> _Task prompt_:
Copy all lines below that use the word "Topology".

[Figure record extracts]
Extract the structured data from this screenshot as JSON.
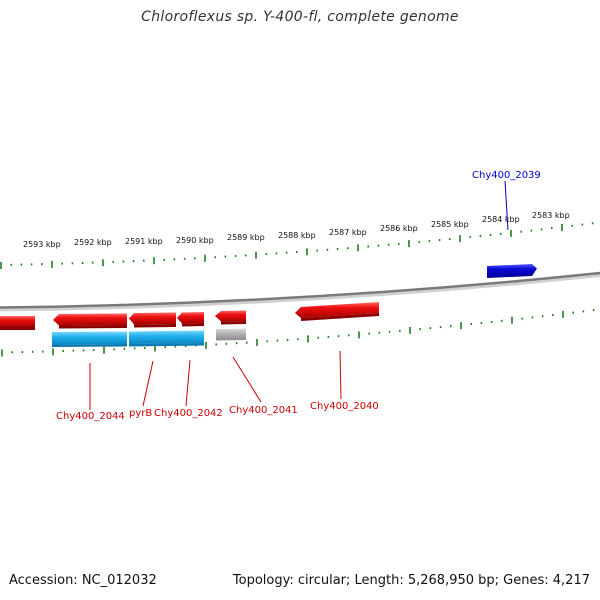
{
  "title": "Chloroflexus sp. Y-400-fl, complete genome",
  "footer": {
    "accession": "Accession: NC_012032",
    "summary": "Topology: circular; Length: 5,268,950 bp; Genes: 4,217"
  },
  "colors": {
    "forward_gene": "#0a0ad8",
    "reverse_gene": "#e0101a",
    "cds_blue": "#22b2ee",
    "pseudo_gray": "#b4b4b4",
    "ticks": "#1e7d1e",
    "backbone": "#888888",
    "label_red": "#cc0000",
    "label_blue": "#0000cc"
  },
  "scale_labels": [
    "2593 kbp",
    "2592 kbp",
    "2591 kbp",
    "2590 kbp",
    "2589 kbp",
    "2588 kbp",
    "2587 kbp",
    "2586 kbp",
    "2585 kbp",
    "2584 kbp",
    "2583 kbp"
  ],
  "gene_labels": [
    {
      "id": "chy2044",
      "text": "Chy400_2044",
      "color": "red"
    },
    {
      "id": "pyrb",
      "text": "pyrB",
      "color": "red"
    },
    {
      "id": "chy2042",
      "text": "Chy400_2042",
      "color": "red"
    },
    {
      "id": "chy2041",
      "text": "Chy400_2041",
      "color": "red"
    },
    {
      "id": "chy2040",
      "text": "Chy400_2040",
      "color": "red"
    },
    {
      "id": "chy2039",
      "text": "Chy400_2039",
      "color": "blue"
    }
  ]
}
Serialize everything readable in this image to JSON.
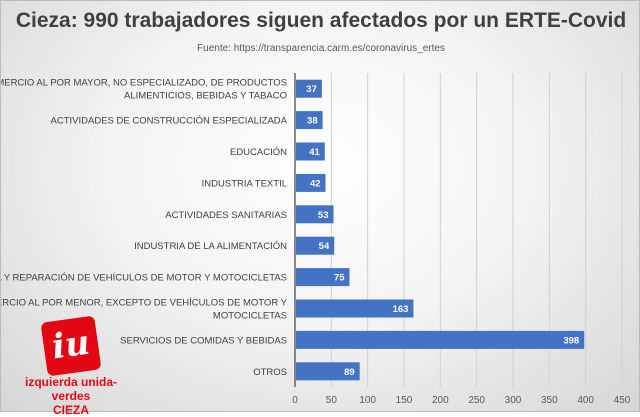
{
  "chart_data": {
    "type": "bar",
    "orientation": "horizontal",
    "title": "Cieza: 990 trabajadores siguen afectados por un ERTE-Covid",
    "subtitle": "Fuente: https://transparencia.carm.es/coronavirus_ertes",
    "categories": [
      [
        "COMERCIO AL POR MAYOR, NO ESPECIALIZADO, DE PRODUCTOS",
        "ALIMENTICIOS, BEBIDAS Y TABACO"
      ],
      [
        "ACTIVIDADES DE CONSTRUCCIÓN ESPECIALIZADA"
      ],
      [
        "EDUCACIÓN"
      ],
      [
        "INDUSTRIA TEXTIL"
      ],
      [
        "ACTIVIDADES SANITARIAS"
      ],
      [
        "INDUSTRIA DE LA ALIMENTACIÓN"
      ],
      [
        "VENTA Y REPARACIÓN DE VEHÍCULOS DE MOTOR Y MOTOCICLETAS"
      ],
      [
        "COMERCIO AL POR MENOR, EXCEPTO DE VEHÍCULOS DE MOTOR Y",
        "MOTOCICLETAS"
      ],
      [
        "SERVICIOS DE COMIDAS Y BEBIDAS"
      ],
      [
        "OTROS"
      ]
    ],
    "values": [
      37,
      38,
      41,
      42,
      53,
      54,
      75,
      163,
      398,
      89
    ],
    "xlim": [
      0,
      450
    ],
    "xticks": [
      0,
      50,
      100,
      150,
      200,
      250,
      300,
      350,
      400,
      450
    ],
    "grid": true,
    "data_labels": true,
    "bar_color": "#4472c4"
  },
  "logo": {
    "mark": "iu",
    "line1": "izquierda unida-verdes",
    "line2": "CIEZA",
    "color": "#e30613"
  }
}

...

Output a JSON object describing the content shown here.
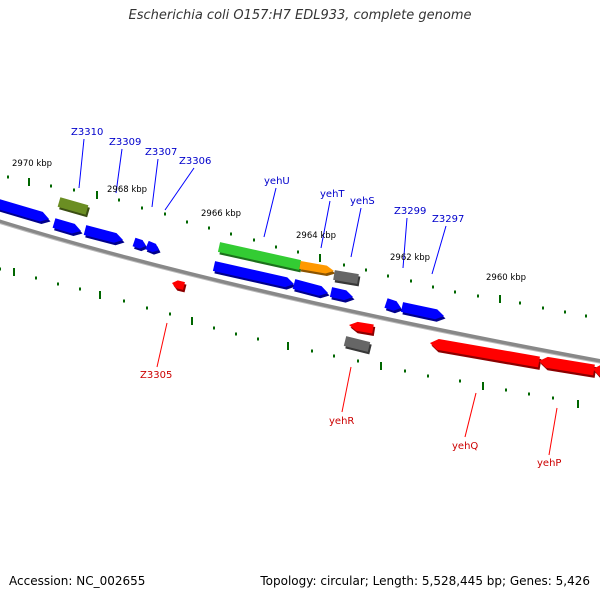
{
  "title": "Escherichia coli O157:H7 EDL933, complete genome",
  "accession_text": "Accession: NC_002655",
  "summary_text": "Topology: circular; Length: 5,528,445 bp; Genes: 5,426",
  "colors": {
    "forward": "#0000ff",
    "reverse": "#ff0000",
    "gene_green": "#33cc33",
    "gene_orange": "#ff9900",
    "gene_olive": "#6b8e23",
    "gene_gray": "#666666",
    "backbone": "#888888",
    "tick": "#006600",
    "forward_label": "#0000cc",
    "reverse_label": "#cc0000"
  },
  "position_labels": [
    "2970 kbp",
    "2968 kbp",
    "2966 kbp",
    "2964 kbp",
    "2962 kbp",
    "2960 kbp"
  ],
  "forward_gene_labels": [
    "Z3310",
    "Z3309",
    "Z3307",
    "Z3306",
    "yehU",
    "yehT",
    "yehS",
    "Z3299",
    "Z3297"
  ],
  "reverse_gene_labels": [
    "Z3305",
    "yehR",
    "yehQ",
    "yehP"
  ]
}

> _Answer to this problem_:
    "summary": "Topology: circular; Length: 5,268,950 bp; Genes: 4,217"
  "summary_text": "Topology: circular; Length: 5,528,445 bp; Genes: 5,426",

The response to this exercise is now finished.